Copy every line of the items below verbatim, leaving out the pictures.
◇ ◇ ◇
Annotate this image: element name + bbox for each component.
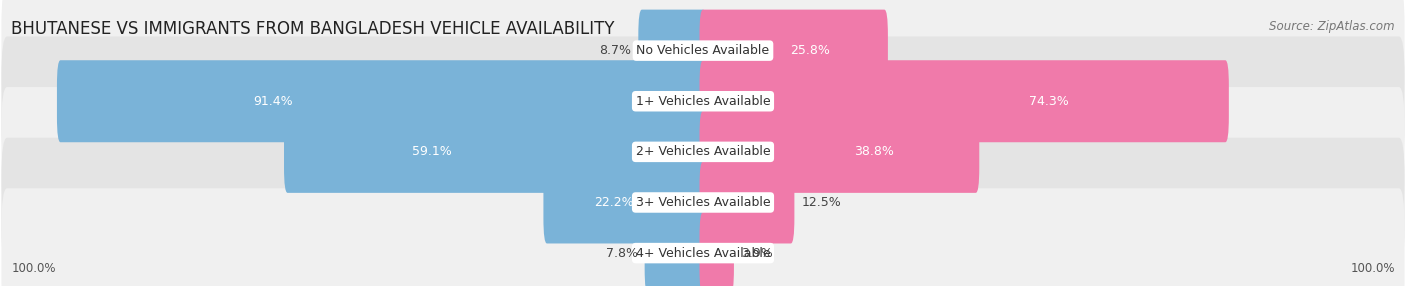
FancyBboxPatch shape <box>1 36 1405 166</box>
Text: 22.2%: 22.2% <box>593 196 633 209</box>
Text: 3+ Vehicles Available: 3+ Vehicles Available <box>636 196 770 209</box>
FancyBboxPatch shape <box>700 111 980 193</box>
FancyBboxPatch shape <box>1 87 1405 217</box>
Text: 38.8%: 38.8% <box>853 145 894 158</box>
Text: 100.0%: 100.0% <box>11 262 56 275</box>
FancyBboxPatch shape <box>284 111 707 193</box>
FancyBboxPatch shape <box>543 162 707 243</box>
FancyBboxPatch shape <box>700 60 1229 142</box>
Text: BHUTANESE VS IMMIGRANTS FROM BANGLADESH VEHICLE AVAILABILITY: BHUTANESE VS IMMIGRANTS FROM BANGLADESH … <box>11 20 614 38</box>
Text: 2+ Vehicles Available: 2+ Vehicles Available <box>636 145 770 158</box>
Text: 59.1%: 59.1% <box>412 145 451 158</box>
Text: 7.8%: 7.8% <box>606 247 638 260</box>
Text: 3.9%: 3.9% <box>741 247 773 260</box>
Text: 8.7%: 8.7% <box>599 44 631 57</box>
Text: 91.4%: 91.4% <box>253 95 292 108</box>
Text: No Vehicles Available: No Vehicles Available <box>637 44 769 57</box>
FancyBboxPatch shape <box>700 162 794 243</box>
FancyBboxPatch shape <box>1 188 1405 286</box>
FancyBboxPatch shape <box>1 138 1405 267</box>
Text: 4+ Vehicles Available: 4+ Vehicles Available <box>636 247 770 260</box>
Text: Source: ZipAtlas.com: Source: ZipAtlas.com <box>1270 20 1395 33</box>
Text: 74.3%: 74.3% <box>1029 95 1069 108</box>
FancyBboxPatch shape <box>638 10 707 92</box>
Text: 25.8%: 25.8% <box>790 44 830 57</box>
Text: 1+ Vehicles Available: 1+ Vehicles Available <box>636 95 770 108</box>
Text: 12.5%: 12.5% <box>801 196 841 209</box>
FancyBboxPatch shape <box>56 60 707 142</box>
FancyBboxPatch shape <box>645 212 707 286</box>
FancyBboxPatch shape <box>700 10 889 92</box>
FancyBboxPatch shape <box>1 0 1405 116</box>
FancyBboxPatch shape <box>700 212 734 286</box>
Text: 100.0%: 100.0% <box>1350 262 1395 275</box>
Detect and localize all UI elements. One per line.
◇ ◇ ◇
== Reply to the exercise ==
Annotate this image: element name + bbox for each component.
FancyBboxPatch shape <box>1 36 1405 166</box>
Text: 22.2%: 22.2% <box>593 196 633 209</box>
Text: 3+ Vehicles Available: 3+ Vehicles Available <box>636 196 770 209</box>
FancyBboxPatch shape <box>700 111 980 193</box>
FancyBboxPatch shape <box>1 87 1405 217</box>
Text: 38.8%: 38.8% <box>853 145 894 158</box>
Text: 100.0%: 100.0% <box>11 262 56 275</box>
FancyBboxPatch shape <box>284 111 707 193</box>
FancyBboxPatch shape <box>543 162 707 243</box>
FancyBboxPatch shape <box>700 60 1229 142</box>
Text: BHUTANESE VS IMMIGRANTS FROM BANGLADESH VEHICLE AVAILABILITY: BHUTANESE VS IMMIGRANTS FROM BANGLADESH … <box>11 20 614 38</box>
Text: 2+ Vehicles Available: 2+ Vehicles Available <box>636 145 770 158</box>
Text: 59.1%: 59.1% <box>412 145 451 158</box>
Text: 7.8%: 7.8% <box>606 247 638 260</box>
Text: 3.9%: 3.9% <box>741 247 773 260</box>
Text: 8.7%: 8.7% <box>599 44 631 57</box>
Text: 91.4%: 91.4% <box>253 95 292 108</box>
Text: No Vehicles Available: No Vehicles Available <box>637 44 769 57</box>
FancyBboxPatch shape <box>700 162 794 243</box>
FancyBboxPatch shape <box>1 188 1405 286</box>
FancyBboxPatch shape <box>1 138 1405 267</box>
Text: 4+ Vehicles Available: 4+ Vehicles Available <box>636 247 770 260</box>
Text: Source: ZipAtlas.com: Source: ZipAtlas.com <box>1270 20 1395 33</box>
Text: 74.3%: 74.3% <box>1029 95 1069 108</box>
FancyBboxPatch shape <box>638 10 707 92</box>
Text: 25.8%: 25.8% <box>790 44 830 57</box>
Text: 1+ Vehicles Available: 1+ Vehicles Available <box>636 95 770 108</box>
Text: 12.5%: 12.5% <box>801 196 841 209</box>
FancyBboxPatch shape <box>56 60 707 142</box>
FancyBboxPatch shape <box>645 212 707 286</box>
FancyBboxPatch shape <box>700 10 889 92</box>
FancyBboxPatch shape <box>1 0 1405 116</box>
FancyBboxPatch shape <box>700 212 734 286</box>
Text: 100.0%: 100.0% <box>1350 262 1395 275</box>
Detect and localize all UI elements. One per line.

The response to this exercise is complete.